#### Task directions
Report every line in the listing below where the string "background" shows up.

#### Data excerpts

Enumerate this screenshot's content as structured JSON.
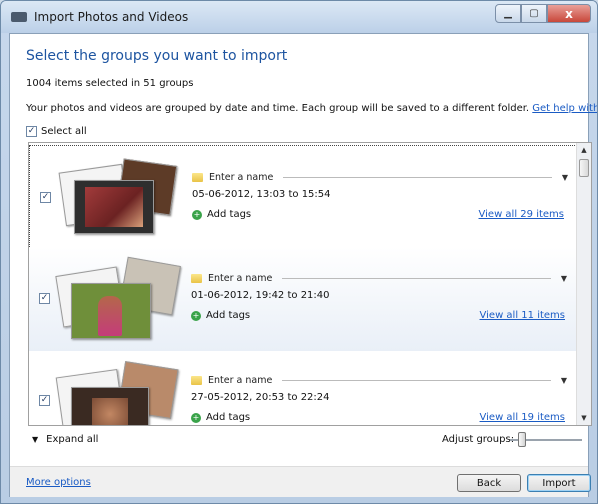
{
  "window": {
    "title": "Import Photos and Videos",
    "close_glyph": "x"
  },
  "header": {
    "heading": "Select the groups you want to import",
    "count": "1004 items selected in 51 groups",
    "description": "Your photos and videos are grouped by date and time. Each group will be saved to a different folder.",
    "help_link": "Get help with this",
    "select_all": "Select all"
  },
  "groups": [
    {
      "name_placeholder": "Enter a name",
      "date": "05-06-2012, 13:03 to 15:54",
      "tags": "Add tags",
      "view_all": "View all 29 items",
      "checked": true
    },
    {
      "name_placeholder": "Enter a name",
      "date": "01-06-2012, 19:42 to 21:40",
      "tags": "Add tags",
      "view_all": "View all 11 items",
      "checked": true
    },
    {
      "name_placeholder": "Enter a name",
      "date": "27-05-2012, 20:53 to 22:24",
      "tags": "Add tags",
      "view_all": "View all 19 items",
      "checked": true
    }
  ],
  "controls": {
    "expand_all": "Expand all",
    "adjust_groups": "Adjust groups:"
  },
  "footer": {
    "more_options": "More options",
    "back": "Back",
    "import": "Import"
  },
  "colors": {
    "heading": "#1d54a0",
    "link": "#1a5bc4"
  },
  "icons": {
    "folder": "folder-icon",
    "tag": "add-tag-icon",
    "check": "✓"
  }
}
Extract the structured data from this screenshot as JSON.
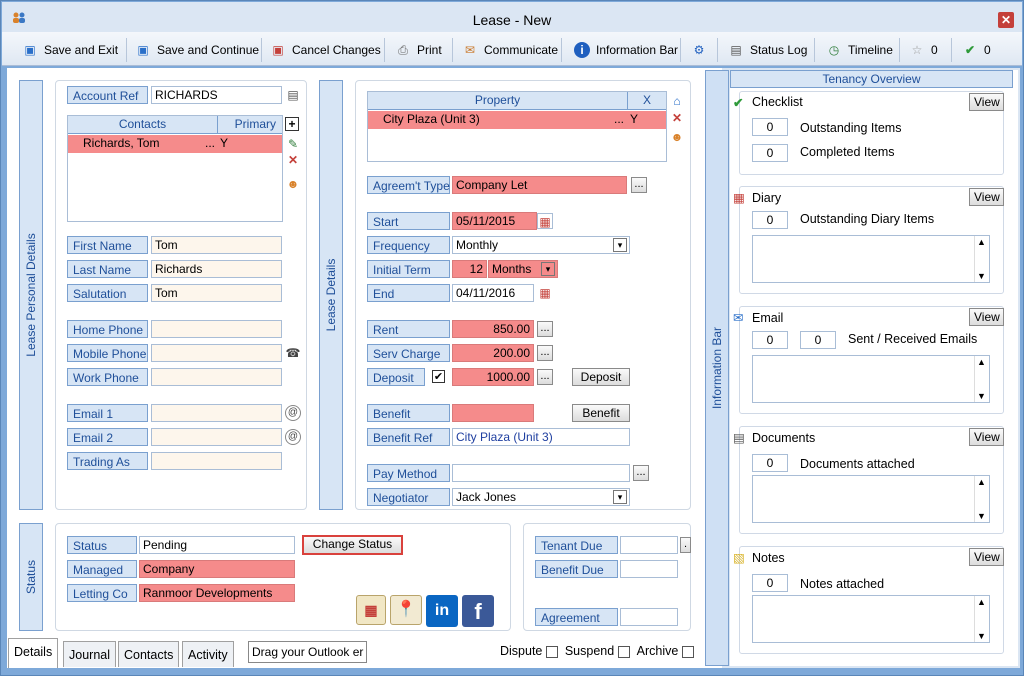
{
  "window": {
    "title": "Lease - New"
  },
  "toolbar": {
    "save_exit": "Save and Exit",
    "save_continue": "Save and Continue",
    "cancel": "Cancel Changes",
    "print": "Print",
    "communicate": "Communicate",
    "info_bar": "Information Bar",
    "status_log": "Status Log",
    "timeline": "Timeline",
    "star_count": "0",
    "check_count": "0"
  },
  "personal": {
    "section_label": "Lease Personal Details",
    "account_ref_label": "Account Ref",
    "account_ref": "RICHARDS",
    "contacts_header": "Contacts",
    "primary_header": "Primary",
    "contacts": [
      {
        "name": "Richards, Tom",
        "dots": "...",
        "primary": "Y"
      }
    ],
    "first_name_label": "First Name",
    "first_name": "Tom",
    "last_name_label": "Last Name",
    "last_name": "Richards",
    "salutation_label": "Salutation",
    "salutation": "Tom",
    "home_phone_label": "Home Phone",
    "home_phone": "",
    "mobile_phone_label": "Mobile Phone",
    "mobile_phone": "",
    "work_phone_label": "Work Phone",
    "work_phone": "",
    "email1_label": "Email 1",
    "email1": "",
    "email2_label": "Email 2",
    "email2": "",
    "trading_as_label": "Trading As",
    "trading_as": ""
  },
  "lease": {
    "section_label": "Lease Details",
    "property_header": "Property",
    "x_header": "X",
    "properties": [
      {
        "name": "City Plaza (Unit 3)",
        "dots": "...",
        "x": "Y"
      }
    ],
    "agreement_type_label": "Agreem't Type",
    "agreement_type": "Company Let",
    "start_label": "Start",
    "start": "05/11/2015",
    "frequency_label": "Frequency",
    "frequency": "Monthly",
    "initial_term_label": "Initial Term",
    "initial_term": "12",
    "initial_term_unit": "Months",
    "end_label": "End",
    "end": "04/11/2016",
    "rent_label": "Rent",
    "rent": "850.00",
    "serv_charge_label": "Serv Charge",
    "serv_charge": "200.00",
    "deposit_label": "Deposit",
    "deposit": "1000.00",
    "deposit_button": "Deposit",
    "benefit_label": "Benefit",
    "benefit": "",
    "benefit_button": "Benefit",
    "benefit_ref_label": "Benefit Ref",
    "benefit_ref": "City Plaza (Unit 3)",
    "pay_method_label": "Pay Method",
    "pay_method": "",
    "negotiator_label": "Negotiator",
    "negotiator": "Jack Jones"
  },
  "status": {
    "section_label": "Status",
    "status_label": "Status",
    "status": "Pending",
    "change_status_button": "Change Status",
    "managed_label": "Managed",
    "managed": "Company",
    "letting_co_label": "Letting Co",
    "letting_co": "Ranmoor Developments",
    "tenant_due_label": "Tenant Due",
    "tenant_due": "",
    "benefit_due_label": "Benefit Due",
    "benefit_due": "",
    "agreement_label": "Agreement",
    "agreement": ""
  },
  "info_bar": {
    "label": "Information Bar",
    "header": "Tenancy Overview",
    "view": "View",
    "checklist": {
      "title": "Checklist",
      "outstanding": "0",
      "outstanding_label": "Outstanding Items",
      "completed": "0",
      "completed_label": "Completed Items"
    },
    "diary": {
      "title": "Diary",
      "count": "0",
      "label": "Outstanding Diary Items"
    },
    "email": {
      "title": "Email",
      "sent": "0",
      "received": "0",
      "label": "Sent / Received Emails"
    },
    "documents": {
      "title": "Documents",
      "count": "0",
      "label": "Documents attached"
    },
    "notes": {
      "title": "Notes",
      "count": "0",
      "label": "Notes attached"
    }
  },
  "tabs": [
    "Details",
    "Journal",
    "Contacts",
    "Activity"
  ],
  "outlook_drop": "Drag your Outlook er",
  "flags": {
    "dispute": "Dispute",
    "suspend": "Suspend",
    "archive": "Archive"
  },
  "colors": {
    "accent_label_bg": "#d7e5f5",
    "required_pink": "#f58b8b",
    "frame_blue": "#7ea9d9"
  }
}
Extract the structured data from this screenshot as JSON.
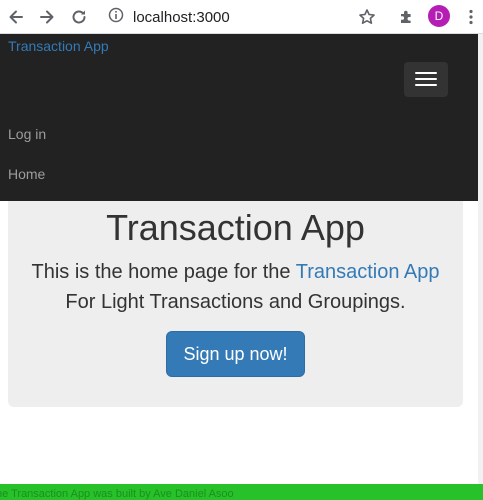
{
  "browser": {
    "url": "localhost:3000",
    "profile_initial": "D",
    "icons": [
      "back-arrow-icon",
      "forward-arrow-icon",
      "reload-icon",
      "info-icon",
      "star-icon",
      "extensions-puzzle-icon",
      "kebab-menu-icon"
    ]
  },
  "navbar": {
    "brand": "Transaction App",
    "links": [
      "Log in",
      "Home"
    ],
    "colors": {
      "background": "#222222",
      "brand": "#337ab7",
      "link": "#9d9d9d"
    }
  },
  "jumbotron": {
    "title": "Transaction App",
    "lead_before": "This is the home page for the ",
    "lead_link": "Transaction App",
    "lead_after": " For Light Transactions and Groupings.",
    "button": "Sign up now!"
  },
  "footer": {
    "text": "he Transaction App was built by Ave Daniel Asoo",
    "background": "#27c12a"
  }
}
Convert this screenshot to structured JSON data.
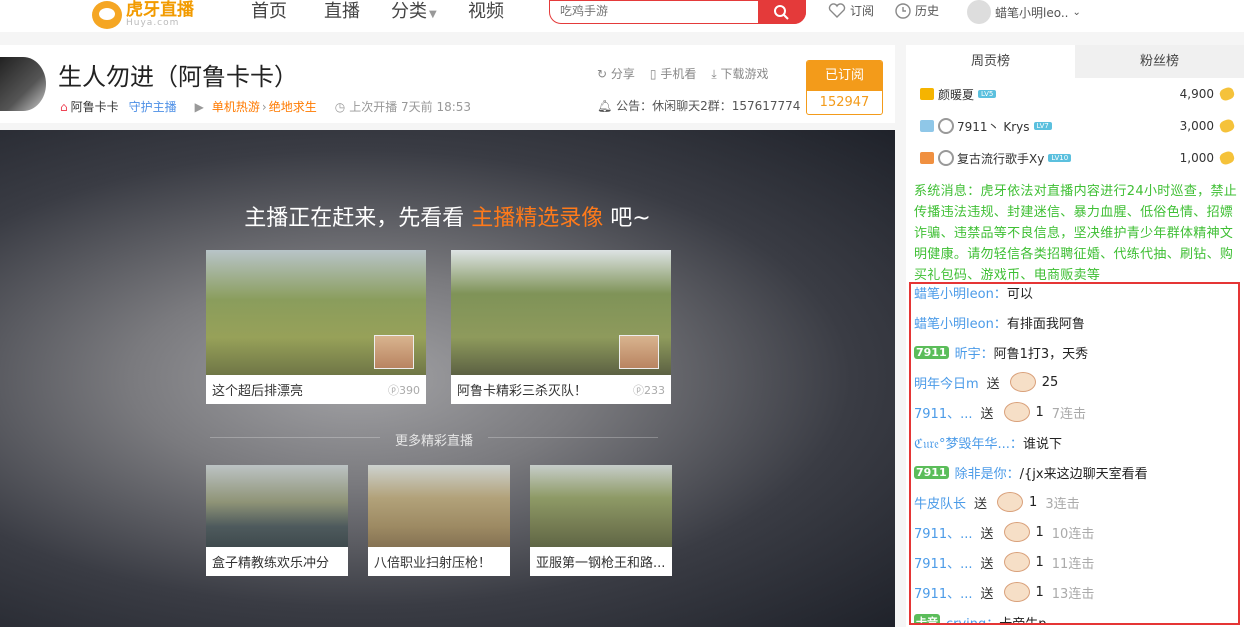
{
  "nav": {
    "logo_cn": "虎牙直播",
    "logo_en": "Huya.com",
    "items": [
      "首页",
      "直播",
      "分类",
      "视频"
    ],
    "search_placeholder": "吃鸡手游",
    "subscribe": "订阅",
    "history": "历史",
    "user": "蜡笔小明leo.."
  },
  "room": {
    "title": "生人勿进（阿鲁卡卡）",
    "anchor": "阿鲁卡卡",
    "guard": "守护主播",
    "category": "单机热游",
    "game": "绝地求生",
    "last_live": "上次开播 7天前 18:53",
    "share": "分享",
    "mobile": "手机看",
    "download": "下载游戏",
    "notice": "公告：休闲聊天2群：157617774",
    "subscribed_label": "已订阅",
    "subscriber_count": "152947"
  },
  "player": {
    "headline_pre": "主播正在赶来，先看看",
    "headline_highlight": "主播精选录像",
    "headline_post": "吧~",
    "featured": [
      {
        "title": "这个超后排漂亮",
        "views": "ⓟ390"
      },
      {
        "title": "阿鲁卡精彩三杀灭队！",
        "views": "ⓟ233"
      }
    ],
    "more_title": "更多精彩直播",
    "more": [
      {
        "title": "盒子精教练欢乐冲分"
      },
      {
        "title": "八倍职业扫射压枪！"
      },
      {
        "title": "亚服第一钢枪王和路..."
      }
    ]
  },
  "rank": {
    "tabs": [
      "周贡榜",
      "粉丝榜"
    ],
    "rows": [
      {
        "name": "颜暖夏",
        "level": "LV5",
        "score": "4,900",
        "medal_color": "#f5b400"
      },
      {
        "name": "7911丶 Krys",
        "level": "LV7",
        "score": "3,000",
        "medal_color": "#8fc7e8"
      },
      {
        "name": "复古流行歌手Xy",
        "level": "LV10",
        "score": "1,000",
        "medal_color": "#f09040"
      }
    ]
  },
  "system_message": "系统消息：虎牙依法对直播内容进行24小时巡查，禁止传播违法违规、封建迷信、暴力血腥、低俗色情、招嫖诈骗、违禁品等不良信息，坚决维护青少年群体精神文明健康。请勿轻信各类招聘征婚、代练代抽、刷钻、购买礼包码、游戏币、电商贩卖等",
  "chat": [
    {
      "user": "蜡笔小明leon：",
      "text": "可以"
    },
    {
      "user": "蜡笔小明leon：",
      "text": "有排面我阿鲁"
    },
    {
      "badge": "7911",
      "user": "昕宇：",
      "text": "阿鲁1打3，天秀"
    },
    {
      "user": "明年今日m",
      "send": "送",
      "count": "25"
    },
    {
      "user": "7911、...",
      "send": "送",
      "count": "1",
      "combo": "7连击"
    },
    {
      "user": "ℭ𝔲𝔯𝔢°梦毁年华...：",
      "text": "谁说下"
    },
    {
      "badge": "7911",
      "user": "除非是你：",
      "text": "/{jx来这边聊天室看看"
    },
    {
      "user": "牛皮队长",
      "send": "送",
      "count": "1",
      "combo": "3连击"
    },
    {
      "user": "7911、...",
      "send": "送",
      "count": "1",
      "combo": "10连击"
    },
    {
      "user": "7911、...",
      "send": "送",
      "count": "1",
      "combo": "11连击"
    },
    {
      "user": "7911、...",
      "send": "送",
      "count": "1",
      "combo": "13连击"
    },
    {
      "badge": "卡音",
      "user": "crying：",
      "text": "卡帝牛p"
    }
  ]
}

########

#### Written solution
      "background": "#222222",
    "background": "#27c12a"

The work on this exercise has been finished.